Input records =>
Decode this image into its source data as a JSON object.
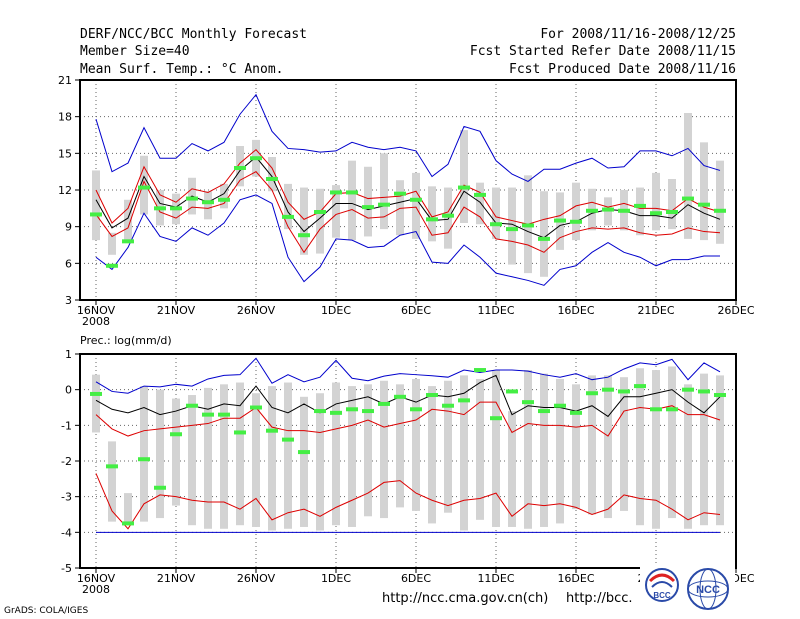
{
  "header": {
    "title": "DERF/NCC/BCC Monthly Forecast",
    "member_size": "Member Size=40",
    "variable": "Mean Surf. Temp.: °C Anom.",
    "period": "For 2008/11/16-2008/12/25",
    "refer_date": "Fcst Started Refer Date 2008/11/15",
    "produced_date": "Fcst Produced Date 2008/11/16"
  },
  "footer": {
    "credit": "GrADS: COLA/IGES",
    "url1": "http://ncc.cma.gov.cn(ch)",
    "url2": "http://bcc.",
    "logo1_text": "BCC",
    "logo2_text": "NCC"
  },
  "colors": {
    "envelope": "#0000cc",
    "spread": "#dd0000",
    "mean": "#000000",
    "bar": "#d3d3d3",
    "marker": "#44ee44"
  },
  "chart_data": [
    {
      "type": "line",
      "title": "Mean Surf. Temp.: °C Anom.",
      "x_tick_labels": [
        "16NOV",
        "21NOV",
        "26NOV",
        "1DEC",
        "6DEC",
        "11DEC",
        "16DEC",
        "21DEC",
        "26DEC"
      ],
      "x_year_label": "2008",
      "ylim": [
        3,
        21
      ],
      "yticks": [
        3,
        6,
        9,
        12,
        15,
        18,
        21
      ],
      "days": 40,
      "series": [
        {
          "name": "max",
          "values": [
            17.8,
            13.5,
            14.2,
            17.1,
            14.6,
            14.6,
            15.8,
            15.2,
            15.9,
            18.2,
            19.8,
            16.8,
            15.4,
            15.3,
            15.1,
            15.2,
            15.9,
            15.5,
            15.3,
            15.5,
            15.2,
            13.1,
            14.1,
            17.2,
            16.8,
            14.4,
            13.3,
            12.7,
            13.7,
            13.7,
            14.2,
            14.6,
            13.8,
            13.9,
            15.2,
            15.2,
            14.8,
            15.4,
            14.0,
            13.6
          ]
        },
        {
          "name": "upper",
          "values": [
            12.0,
            9.3,
            10.5,
            13.9,
            11.6,
            11.0,
            12.1,
            11.8,
            12.5,
            14.2,
            15.3,
            13.8,
            11.0,
            9.6,
            10.2,
            11.7,
            11.8,
            11.3,
            11.4,
            11.5,
            11.9,
            9.8,
            10.2,
            12.4,
            11.8,
            9.8,
            9.5,
            9.2,
            9.6,
            9.9,
            10.7,
            11.0,
            10.6,
            10.9,
            10.5,
            10.5,
            10.3,
            11.3,
            10.6,
            10.2
          ]
        },
        {
          "name": "mean",
          "values": [
            11.2,
            8.9,
            9.7,
            13.1,
            10.9,
            10.6,
            11.5,
            11.0,
            11.7,
            13.6,
            14.7,
            13.1,
            10.2,
            8.6,
            9.7,
            10.9,
            10.9,
            10.4,
            10.7,
            11.0,
            11.3,
            9.5,
            9.6,
            11.9,
            11.0,
            9.3,
            9.2,
            8.6,
            8.1,
            9.1,
            9.4,
            10.1,
            10.4,
            10.3,
            9.9,
            9.9,
            9.7,
            10.8,
            10.1,
            9.6
          ]
        },
        {
          "name": "lower",
          "values": [
            10.0,
            8.2,
            8.9,
            12.7,
            10.2,
            9.7,
            10.6,
            10.5,
            10.9,
            12.8,
            13.5,
            12.0,
            9.0,
            6.9,
            8.8,
            10.0,
            10.4,
            9.7,
            9.8,
            10.5,
            10.6,
            8.3,
            8.5,
            10.6,
            9.8,
            8.0,
            7.8,
            7.5,
            6.9,
            8.1,
            8.6,
            8.9,
            8.8,
            8.9,
            8.5,
            8.3,
            8.4,
            8.9,
            8.6,
            8.5
          ]
        },
        {
          "name": "min",
          "values": [
            6.5,
            5.5,
            7.3,
            10.1,
            8.2,
            7.8,
            8.9,
            8.3,
            9.3,
            11.2,
            11.6,
            10.9,
            6.5,
            4.5,
            5.7,
            8.0,
            7.9,
            7.3,
            7.4,
            8.3,
            8.6,
            6.1,
            6.0,
            7.5,
            6.5,
            5.2,
            4.9,
            4.6,
            4.2,
            5.5,
            5.8,
            6.9,
            7.7,
            6.9,
            6.5,
            5.8,
            6.3,
            6.3,
            6.6,
            6.6
          ]
        },
        {
          "name": "box_top",
          "values": [
            13.6,
            8.5,
            11.2,
            14.8,
            12.0,
            11.7,
            13.0,
            11.9,
            12.5,
            15.6,
            16.1,
            14.7,
            12.5,
            12.2,
            12.1,
            12.4,
            14.4,
            13.9,
            15.0,
            12.8,
            13.4,
            12.3,
            12.2,
            16.9,
            12.6,
            12.2,
            12.2,
            13.2,
            11.9,
            11.8,
            12.6,
            12.1,
            11.4,
            12.0,
            12.2,
            13.4,
            12.9,
            18.3,
            15.9,
            14.4
          ]
        },
        {
          "name": "box_bottom",
          "values": [
            7.9,
            6.7,
            7.7,
            10.0,
            9.1,
            9.2,
            10.0,
            9.6,
            10.5,
            12.3,
            13.1,
            11.9,
            8.8,
            6.7,
            6.8,
            8.1,
            7.9,
            8.2,
            8.8,
            8.3,
            8.0,
            7.8,
            7.2,
            9.3,
            9.2,
            8.0,
            5.9,
            5.2,
            4.9,
            7.1,
            7.9,
            8.7,
            9.1,
            8.7,
            8.3,
            8.7,
            8.8,
            8.0,
            7.9,
            7.6
          ]
        },
        {
          "name": "marker",
          "values": [
            10.0,
            5.8,
            7.8,
            12.2,
            10.5,
            10.5,
            11.3,
            11.0,
            11.2,
            13.8,
            14.6,
            12.9,
            9.8,
            8.3,
            10.2,
            11.8,
            11.8,
            10.6,
            10.8,
            11.7,
            11.2,
            9.6,
            9.9,
            12.2,
            11.6,
            9.2,
            8.8,
            9.1,
            8.0,
            9.5,
            9.4,
            10.3,
            10.4,
            10.3,
            10.7,
            10.1,
            10.2,
            11.3,
            10.8,
            10.3
          ]
        }
      ]
    },
    {
      "type": "line",
      "title": "Prec.: log(mm/d)",
      "x_tick_labels": [
        "16NOV",
        "21NOV",
        "26NOV",
        "1DEC",
        "6DEC",
        "11DEC",
        "16DEC",
        "21DEC",
        "26DEC"
      ],
      "x_year_label": "2008",
      "ylim": [
        -5,
        1
      ],
      "yticks": [
        -5,
        -4,
        -3,
        -2,
        -1,
        0,
        1
      ],
      "days": 40,
      "series": [
        {
          "name": "max",
          "values": [
            0.22,
            -0.05,
            -0.1,
            0.1,
            0.08,
            0.15,
            0.1,
            0.3,
            0.4,
            0.42,
            0.88,
            0.18,
            0.42,
            0.22,
            0.35,
            0.82,
            0.32,
            0.25,
            0.38,
            0.45,
            0.42,
            0.39,
            0.35,
            0.55,
            0.48,
            0.55,
            0.55,
            0.52,
            0.42,
            0.35,
            0.45,
            0.28,
            0.35,
            0.58,
            0.75,
            0.7,
            0.85,
            0.28,
            0.75,
            0.5
          ]
        },
        {
          "name": "mean",
          "values": [
            -0.3,
            -0.55,
            -0.65,
            -0.5,
            -0.7,
            -0.6,
            -0.45,
            -0.55,
            -0.4,
            -0.45,
            0.1,
            -0.5,
            -0.65,
            -0.4,
            -0.65,
            -0.4,
            -0.3,
            -0.2,
            -0.4,
            -0.2,
            -0.35,
            -0.15,
            -0.2,
            -0.1,
            0.2,
            0.4,
            -0.7,
            -0.45,
            -0.5,
            -0.5,
            -0.6,
            -0.45,
            -0.75,
            -0.2,
            -0.2,
            -0.1,
            0.0,
            -0.35,
            -0.65,
            -0.2
          ]
        },
        {
          "name": "upper",
          "values": [
            -0.7,
            -1.1,
            -1.3,
            -1.15,
            -1.1,
            -1.05,
            -1.0,
            -0.95,
            -0.8,
            -0.8,
            -0.5,
            -1.05,
            -1.15,
            -1.15,
            -1.2,
            -1.1,
            -1.0,
            -0.85,
            -1.05,
            -0.95,
            -0.85,
            -0.55,
            -0.6,
            -0.7,
            -0.35,
            -0.35,
            -1.2,
            -0.95,
            -1.0,
            -1.0,
            -1.05,
            -1.0,
            -1.3,
            -0.6,
            -0.5,
            -0.55,
            -0.45,
            -0.7,
            -0.7,
            -0.85
          ]
        },
        {
          "name": "lower",
          "values": [
            -2.35,
            -3.4,
            -3.9,
            -3.2,
            -2.95,
            -3.0,
            -3.1,
            -3.15,
            -3.15,
            -3.35,
            -3.05,
            -3.65,
            -3.45,
            -3.35,
            -3.55,
            -3.3,
            -3.1,
            -2.9,
            -2.6,
            -2.55,
            -2.9,
            -3.1,
            -3.25,
            -3.1,
            -3.05,
            -2.9,
            -3.55,
            -3.2,
            -3.25,
            -3.2,
            -3.3,
            -3.5,
            -3.35,
            -2.95,
            -3.05,
            -3.1,
            -3.35,
            -3.65,
            -3.45,
            -3.5
          ]
        },
        {
          "name": "min",
          "values": [
            -4.0,
            -4.0,
            -4.0,
            -4.0,
            -4.0,
            -4.0,
            -4.0,
            -4.0,
            -4.0,
            -4.0,
            -4.0,
            -4.0,
            -4.0,
            -4.0,
            -4.0,
            -4.0,
            -4.0,
            -4.0,
            -4.0,
            -4.0,
            -4.0,
            -4.0,
            -4.0,
            -4.0,
            -4.0,
            -4.0,
            -4.0,
            -4.0,
            -4.0,
            -4.0,
            -4.0,
            -4.0,
            -4.0,
            -4.0,
            -4.0,
            -4.0,
            -4.0,
            -4.0,
            -4.0,
            -4.0
          ]
        },
        {
          "name": "box_top",
          "values": [
            0.42,
            -1.45,
            -2.9,
            0.1,
            0.0,
            -0.25,
            -0.15,
            0.05,
            0.15,
            0.2,
            -0.1,
            0.1,
            0.2,
            -0.2,
            -0.1,
            0.2,
            0.1,
            0.15,
            0.25,
            0.15,
            0.3,
            0.1,
            0.25,
            0.4,
            0.3,
            0.55,
            -0.6,
            0.55,
            0.45,
            0.3,
            0.15,
            0.4,
            0.4,
            0.35,
            0.6,
            0.55,
            0.65,
            0.15,
            0.45,
            0.4
          ]
        },
        {
          "name": "box_bottom",
          "values": [
            -1.2,
            -3.7,
            -3.7,
            -3.7,
            -3.6,
            -3.25,
            -3.8,
            -3.9,
            -3.9,
            -3.8,
            -3.85,
            -3.95,
            -3.9,
            -3.85,
            -3.95,
            -3.8,
            -3.85,
            -3.55,
            -3.6,
            -3.3,
            -3.4,
            -3.75,
            -3.45,
            -3.95,
            -3.65,
            -3.85,
            -3.85,
            -3.9,
            -3.85,
            -3.75,
            -3.35,
            -3.5,
            -3.6,
            -3.4,
            -3.8,
            -3.9,
            -3.6,
            -3.9,
            -3.8,
            -3.8
          ]
        },
        {
          "name": "marker",
          "values": [
            -0.12,
            -2.15,
            -3.75,
            -1.95,
            -2.75,
            -1.25,
            -0.45,
            -0.7,
            -0.7,
            -1.2,
            -0.5,
            -1.15,
            -1.4,
            -1.75,
            -0.6,
            -0.65,
            -0.55,
            -0.6,
            -0.4,
            -0.2,
            -0.55,
            -0.15,
            -0.45,
            -0.3,
            0.55,
            -0.8,
            -0.05,
            -0.35,
            -0.6,
            -0.45,
            -0.65,
            -0.1,
            0.0,
            -0.05,
            0.1,
            -0.55,
            -0.55,
            0.0,
            -0.05,
            -0.15
          ]
        }
      ]
    }
  ]
}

Stated goal =>
Find all lines with "Surf" in them and copy each one.

Correct result =>
    "variable": "Mean Surf. Temp.: °C Anom.",
      "title": "Mean Surf. Temp.: °C Anom.",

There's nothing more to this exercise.